═════ Records for this exercise ═════

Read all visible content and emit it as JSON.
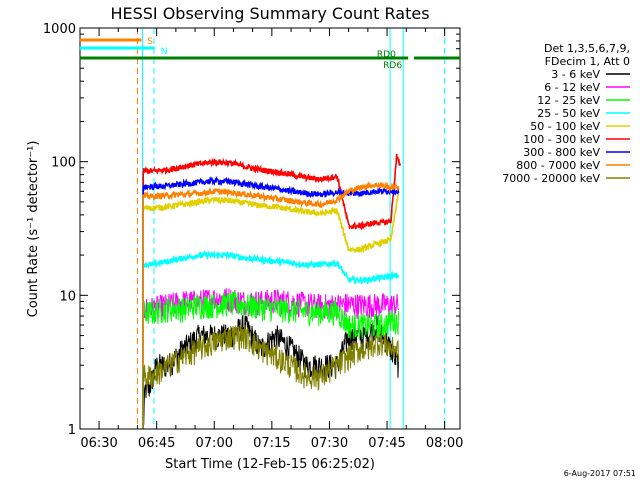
{
  "chart_data": {
    "type": "line",
    "title": "HESSI Observing Summary Count Rates",
    "xlabel": "Start Time (12-Feb-15 06:25:02)",
    "ylabel": "Count Rate (s⁻¹ detector⁻¹)",
    "yscale": "log",
    "ylim": [
      1,
      1000
    ],
    "y_ticks": [
      1,
      10,
      100,
      1000
    ],
    "y_tick_labels": [
      "1",
      "10",
      "100",
      "1000"
    ],
    "x_range": [
      "06:25:02",
      "08:04:00"
    ],
    "x_ticks": [
      "06:30",
      "06:45",
      "07:00",
      "07:15",
      "07:30",
      "07:45",
      "08:00"
    ],
    "x_tick_minutes": [
      390,
      405,
      420,
      435,
      450,
      465,
      480
    ],
    "legend_header": [
      "Det 1,3,5,6,7,9,",
      "FDecim 1, Att 0"
    ],
    "legend_position": "right",
    "series": [
      {
        "name": "3 - 6 keV",
        "color": "#000000",
        "x": [
          401.5,
          402,
          403,
          405,
          408,
          412,
          416,
          420,
          424,
          428,
          432,
          436,
          440,
          444,
          448,
          452,
          455,
          458,
          460,
          462,
          464,
          466,
          468
        ],
        "values": [
          1,
          2,
          2,
          3,
          3,
          4,
          5,
          5,
          5,
          6,
          4,
          5,
          4,
          3,
          3,
          3,
          5,
          5,
          5,
          6,
          5,
          4,
          3
        ]
      },
      {
        "name": "6 - 12 keV",
        "color": "#ff00ff",
        "x": [
          401.5,
          404,
          408,
          412,
          416,
          420,
          424,
          428,
          432,
          436,
          440,
          444,
          448,
          452,
          455,
          458,
          460,
          462,
          464,
          466,
          468
        ],
        "values": [
          8,
          8,
          8.5,
          9,
          9,
          9.5,
          9.5,
          9,
          9,
          9.2,
          9,
          8.6,
          8.4,
          8.5,
          8.6,
          8.5,
          8.5,
          8.5,
          8.5,
          8.5,
          8.5
        ]
      },
      {
        "name": "12 - 25 keV",
        "color": "#00ff00",
        "x": [
          401.5,
          404,
          408,
          412,
          416,
          420,
          424,
          428,
          432,
          436,
          440,
          444,
          448,
          452,
          455,
          458,
          460,
          462,
          464,
          466,
          468
        ],
        "values": [
          7.5,
          7.5,
          8,
          8,
          8.5,
          8.5,
          8.8,
          8.5,
          8.2,
          8,
          7.8,
          7.6,
          7.5,
          7.6,
          6,
          6,
          6,
          6,
          6,
          6.5,
          6.5
        ]
      },
      {
        "name": "25 - 50 keV",
        "color": "#00ffff",
        "x": [
          401.5,
          404,
          408,
          412,
          416,
          420,
          424,
          428,
          432,
          436,
          440,
          444,
          448,
          452,
          455,
          458,
          460,
          462,
          464,
          466,
          468
        ],
        "values": [
          17,
          17,
          18,
          19,
          20,
          20,
          20,
          19,
          18.5,
          18,
          17.5,
          17,
          17,
          17.5,
          13,
          13,
          13,
          13.5,
          13.5,
          14,
          14
        ]
      },
      {
        "name": "50 - 100 keV",
        "color": "#e0d000",
        "x": [
          401.5,
          404,
          408,
          412,
          416,
          420,
          424,
          428,
          432,
          436,
          440,
          444,
          448,
          452,
          455,
          458,
          460,
          462,
          464,
          466,
          468
        ],
        "values": [
          45,
          45,
          46,
          48,
          50,
          52,
          51,
          49,
          47,
          46,
          44,
          42,
          41,
          43,
          22,
          22,
          23,
          24,
          25,
          26,
          60
        ]
      },
      {
        "name": "100 - 300 keV",
        "color": "#ff0000",
        "x": [
          401.5,
          404,
          408,
          412,
          416,
          420,
          424,
          428,
          432,
          436,
          440,
          444,
          448,
          452,
          455,
          458,
          460,
          462,
          464,
          466,
          467.5,
          468.5
        ],
        "values": [
          85,
          85,
          87,
          92,
          96,
          100,
          98,
          92,
          87,
          84,
          80,
          76,
          74,
          78,
          33,
          33,
          34,
          35,
          35,
          36,
          110,
          90
        ]
      },
      {
        "name": "300 - 800 keV",
        "color": "#0000ff",
        "x": [
          401.5,
          404,
          408,
          412,
          416,
          420,
          424,
          428,
          432,
          436,
          440,
          444,
          448,
          452,
          455,
          458,
          460,
          462,
          464,
          466,
          468
        ],
        "values": [
          65,
          65,
          66,
          68,
          70,
          72,
          71,
          68,
          65,
          63,
          60,
          58,
          57,
          59,
          58,
          58,
          59,
          60,
          60,
          61,
          60
        ]
      },
      {
        "name": "800 - 7000 keV",
        "color": "#ff8000",
        "x": [
          401.5,
          404,
          408,
          412,
          416,
          420,
          424,
          428,
          432,
          436,
          440,
          444,
          448,
          452,
          455,
          458,
          460,
          462,
          464,
          466,
          468
        ],
        "values": [
          55,
          55,
          56,
          57,
          58,
          60,
          59,
          57,
          55,
          53,
          51,
          49,
          48,
          52,
          60,
          64,
          66,
          67,
          66,
          64,
          65
        ]
      },
      {
        "name": "7000 - 20000 keV",
        "color": "#808000",
        "x": [
          401.5,
          404,
          408,
          412,
          416,
          420,
          424,
          428,
          432,
          436,
          440,
          444,
          448,
          452,
          455,
          458,
          460,
          462,
          464,
          466,
          468
        ],
        "values": [
          2.5,
          2.5,
          3,
          3.5,
          4,
          4.5,
          5,
          5,
          4,
          3.5,
          3,
          2.5,
          2.5,
          3,
          3.5,
          4,
          4,
          4.5,
          4.5,
          4,
          4
        ]
      }
    ],
    "annotations": [
      {
        "label": "S",
        "color": "#ff8000",
        "x_start": 385.0,
        "x_end": 401.0
      },
      {
        "label": "N",
        "color": "#00ffff",
        "x_start": 385.0,
        "x_end": 404.5
      },
      {
        "label": "RD0",
        "color": "#008000",
        "x_start": 472.0,
        "x_end": 484.0
      },
      {
        "label": "RD6",
        "color": "#008000",
        "x_start": 385.0,
        "x_end": 470.5
      }
    ],
    "vertical_markers": [
      {
        "x": 400.0,
        "color": "#ff8000",
        "style": "dashed"
      },
      {
        "x": 404.3,
        "color": "#00ffff",
        "style": "dashed"
      },
      {
        "x": 401.3,
        "color": "#00ffff",
        "style": "solid"
      },
      {
        "x": 465.8,
        "color": "#00ffff",
        "style": "solid"
      },
      {
        "x": 469.2,
        "color": "#00ffff",
        "style": "solid"
      },
      {
        "x": 480.0,
        "color": "#00ffff",
        "style": "dashed"
      }
    ],
    "footer": "6-Aug-2017 07:51"
  }
}
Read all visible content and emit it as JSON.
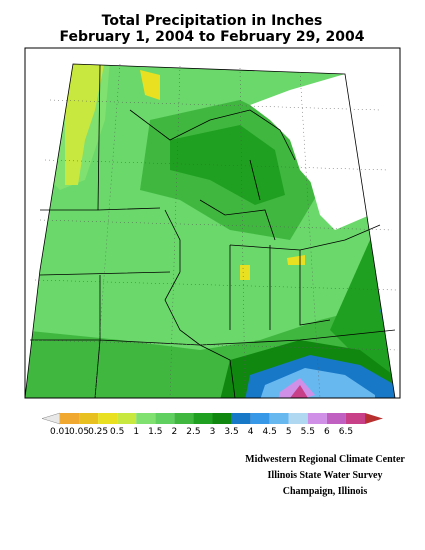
{
  "header": {
    "title": "Total Precipitation in Inches",
    "subtitle": "February 1, 2004 to February 29, 2004"
  },
  "legend": {
    "labels": [
      "0.01",
      "0.05",
      "0.25",
      "0.5",
      "1",
      "1.5",
      "2",
      "2.5",
      "3",
      "3.5",
      "4",
      "4.5",
      "5",
      "5.5",
      "6",
      "6.5"
    ],
    "colors": [
      "#e8e8e8",
      "#f0a830",
      "#e8c020",
      "#e8e020",
      "#c8e840",
      "#80e070",
      "#60d060",
      "#40b840",
      "#20a020",
      "#108810",
      "#1878c8",
      "#3898e8",
      "#68b8f0",
      "#b0d8f0",
      "#d090e8",
      "#c060c0",
      "#c84088",
      "#b83030"
    ]
  },
  "credits": [
    "Midwestern Regional Climate Center",
    "Illinois State Water Survey",
    "Champaign, Illinois"
  ]
}
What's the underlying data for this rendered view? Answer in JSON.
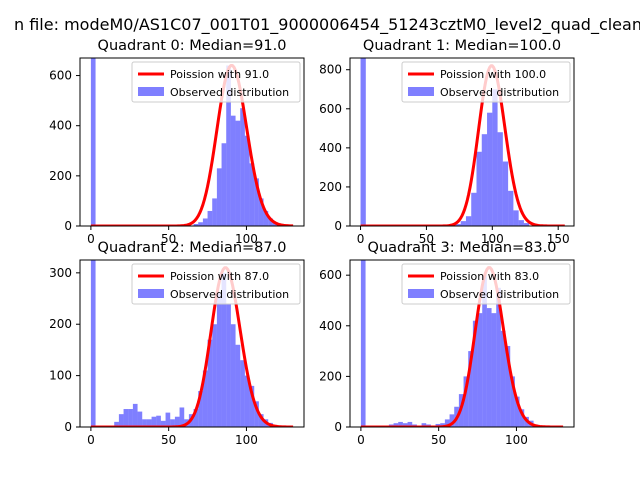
{
  "figure": {
    "suptitle": "n file: modeM0/AS1C07_001T01_9000006454_51243cztM0_level2_quad_clean"
  },
  "chart_data": [
    {
      "type": "bar",
      "title": "Quadrant 0: Median=91.0",
      "xlabel": "",
      "ylabel": "",
      "xlim": [
        -7,
        137
      ],
      "ylim": [
        0,
        670
      ],
      "x_ticks": [
        0,
        50,
        100
      ],
      "y_ticks": [
        0,
        200,
        400,
        600
      ],
      "legend": {
        "position": "top-right",
        "entries": [
          "Poission with 91.0",
          "Observed distribution"
        ]
      },
      "colors": {
        "histogram": "#0000ff",
        "poisson": "#ff0000"
      },
      "series": [
        {
          "name": "Observed distribution",
          "bins": [
            [
              0,
              3,
              670
            ],
            [
              66,
              69,
              8
            ],
            [
              69,
              72,
              15
            ],
            [
              72,
              75,
              30
            ],
            [
              75,
              78,
              60
            ],
            [
              78,
              81,
              110
            ],
            [
              81,
              84,
              230
            ],
            [
              84,
              87,
              330
            ],
            [
              87,
              90,
              640
            ],
            [
              90,
              93,
              440
            ],
            [
              93,
              96,
              420
            ],
            [
              96,
              99,
              470
            ],
            [
              99,
              102,
              360
            ],
            [
              102,
              105,
              250
            ],
            [
              105,
              108,
              190
            ],
            [
              108,
              111,
              110
            ],
            [
              111,
              114,
              60
            ],
            [
              114,
              117,
              30
            ],
            [
              117,
              120,
              15
            ],
            [
              120,
              123,
              10
            ]
          ]
        },
        {
          "name": "Poission with 91.0",
          "mean": 91.0,
          "peak": 640,
          "x_range": [
            0,
            130
          ]
        }
      ]
    },
    {
      "type": "bar",
      "title": "Quadrant 1: Median=100.0",
      "xlabel": "",
      "ylabel": "",
      "xlim": [
        -8,
        162
      ],
      "ylim": [
        0,
        860
      ],
      "x_ticks": [
        0,
        50,
        100,
        150
      ],
      "y_ticks": [
        0,
        200,
        400,
        600,
        800
      ],
      "legend": {
        "position": "top-right",
        "entries": [
          "Poission with 100.0",
          "Observed distribution"
        ]
      },
      "colors": {
        "histogram": "#0000ff",
        "poisson": "#ff0000"
      },
      "series": [
        {
          "name": "Observed distribution",
          "bins": [
            [
              0,
              4,
              860
            ],
            [
              72,
              76,
              10
            ],
            [
              76,
              80,
              25
            ],
            [
              80,
              84,
              50
            ],
            [
              84,
              88,
              170
            ],
            [
              88,
              92,
              380
            ],
            [
              92,
              96,
              470
            ],
            [
              96,
              100,
              580
            ],
            [
              100,
              104,
              700
            ],
            [
              104,
              108,
              480
            ],
            [
              108,
              112,
              330
            ],
            [
              112,
              116,
              180
            ],
            [
              116,
              120,
              80
            ],
            [
              120,
              124,
              30
            ],
            [
              124,
              128,
              15
            ]
          ]
        },
        {
          "name": "Poission with 100.0",
          "mean": 100.0,
          "peak": 820,
          "x_range": [
            0,
            155
          ]
        }
      ]
    },
    {
      "type": "bar",
      "title": "Quadrant 2: Median=87.0",
      "xlabel": "",
      "ylabel": "",
      "xlim": [
        -7,
        137
      ],
      "ylim": [
        0,
        325
      ],
      "x_ticks": [
        0,
        50,
        100
      ],
      "y_ticks": [
        0,
        100,
        200,
        300
      ],
      "legend": {
        "position": "top-right",
        "entries": [
          "Poission with 87.0",
          "Observed distribution"
        ]
      },
      "colors": {
        "histogram": "#0000ff",
        "poisson": "#ff0000"
      },
      "series": [
        {
          "name": "Observed distribution",
          "bins": [
            [
              0,
              3,
              325
            ],
            [
              15,
              18,
              10
            ],
            [
              18,
              21,
              25
            ],
            [
              21,
              24,
              35
            ],
            [
              24,
              27,
              35
            ],
            [
              27,
              30,
              45
            ],
            [
              30,
              33,
              30
            ],
            [
              33,
              36,
              15
            ],
            [
              36,
              39,
              15
            ],
            [
              39,
              42,
              20
            ],
            [
              42,
              45,
              22
            ],
            [
              45,
              48,
              12
            ],
            [
              48,
              51,
              28
            ],
            [
              51,
              54,
              15
            ],
            [
              54,
              57,
              20
            ],
            [
              57,
              60,
              38
            ],
            [
              60,
              63,
              15
            ],
            [
              63,
              66,
              25
            ],
            [
              66,
              69,
              35
            ],
            [
              69,
              72,
              70
            ],
            [
              72,
              75,
              110
            ],
            [
              75,
              78,
              170
            ],
            [
              78,
              81,
              200
            ],
            [
              81,
              84,
              260
            ],
            [
              84,
              87,
              300
            ],
            [
              87,
              90,
              240
            ],
            [
              90,
              93,
              200
            ],
            [
              93,
              96,
              160
            ],
            [
              96,
              99,
              130
            ],
            [
              99,
              102,
              100
            ],
            [
              102,
              105,
              80
            ],
            [
              105,
              108,
              50
            ],
            [
              108,
              111,
              25
            ],
            [
              111,
              114,
              15
            ],
            [
              114,
              117,
              8
            ]
          ]
        },
        {
          "name": "Poission with 87.0",
          "mean": 87.0,
          "peak": 310,
          "x_range": [
            0,
            130
          ]
        }
      ]
    },
    {
      "type": "bar",
      "title": "Quadrant 3: Median=83.0",
      "xlabel": "",
      "ylabel": "",
      "xlim": [
        -7,
        137
      ],
      "ylim": [
        0,
        660
      ],
      "x_ticks": [
        0,
        50,
        100
      ],
      "y_ticks": [
        0,
        200,
        400,
        600
      ],
      "legend": {
        "position": "top-right",
        "entries": [
          "Poission with 83.0",
          "Observed distribution"
        ]
      },
      "colors": {
        "histogram": "#0000ff",
        "poisson": "#ff0000"
      },
      "series": [
        {
          "name": "Observed distribution",
          "bins": [
            [
              0,
              3,
              660
            ],
            [
              18,
              21,
              10
            ],
            [
              21,
              24,
              15
            ],
            [
              24,
              27,
              20
            ],
            [
              27,
              30,
              15
            ],
            [
              30,
              33,
              20
            ],
            [
              33,
              36,
              10
            ],
            [
              36,
              39,
              5
            ],
            [
              39,
              42,
              15
            ],
            [
              42,
              45,
              10
            ],
            [
              45,
              48,
              5
            ],
            [
              48,
              51,
              12
            ],
            [
              51,
              54,
              15
            ],
            [
              54,
              57,
              30
            ],
            [
              57,
              60,
              50
            ],
            [
              60,
              63,
              80
            ],
            [
              63,
              66,
              130
            ],
            [
              66,
              69,
              200
            ],
            [
              69,
              72,
              300
            ],
            [
              72,
              75,
              420
            ],
            [
              75,
              78,
              450
            ],
            [
              78,
              81,
              600
            ],
            [
              81,
              84,
              470
            ],
            [
              84,
              87,
              450
            ],
            [
              87,
              90,
              550
            ],
            [
              90,
              93,
              380
            ],
            [
              93,
              96,
              320
            ],
            [
              96,
              99,
              200
            ],
            [
              99,
              102,
              120
            ],
            [
              102,
              105,
              70
            ],
            [
              105,
              108,
              40
            ],
            [
              108,
              111,
              25
            ],
            [
              111,
              114,
              10
            ]
          ]
        },
        {
          "name": "Poission with 83.0",
          "mean": 83.0,
          "peak": 630,
          "x_range": [
            0,
            130
          ]
        }
      ]
    }
  ]
}
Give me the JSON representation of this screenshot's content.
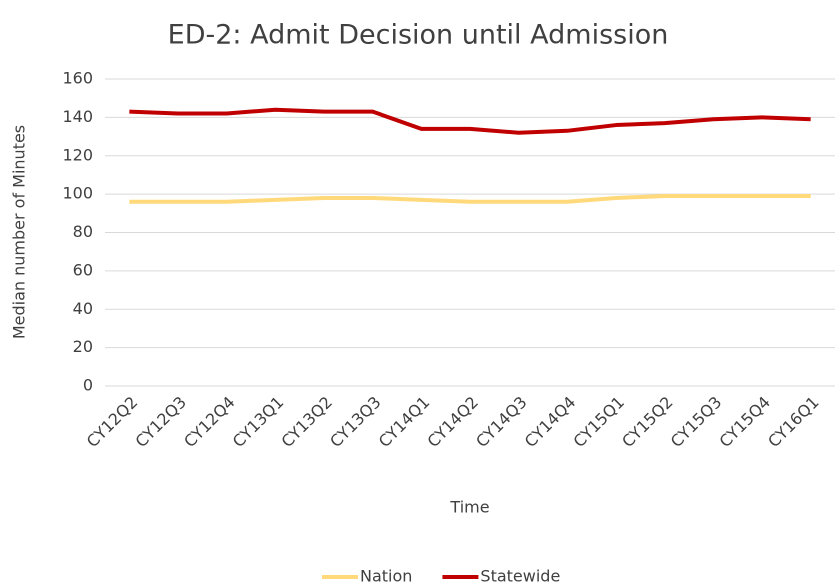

═════

From the listing above, collect each line in which the string "Quadrant" appears.

      "title": "Quadrant 0: Median=91.0",
      "title": "Quadrant 1: Median=100.0",
      "title": "Quadrant 2: Median=87.0",
      "title": "Quadrant 3: Median=83.0",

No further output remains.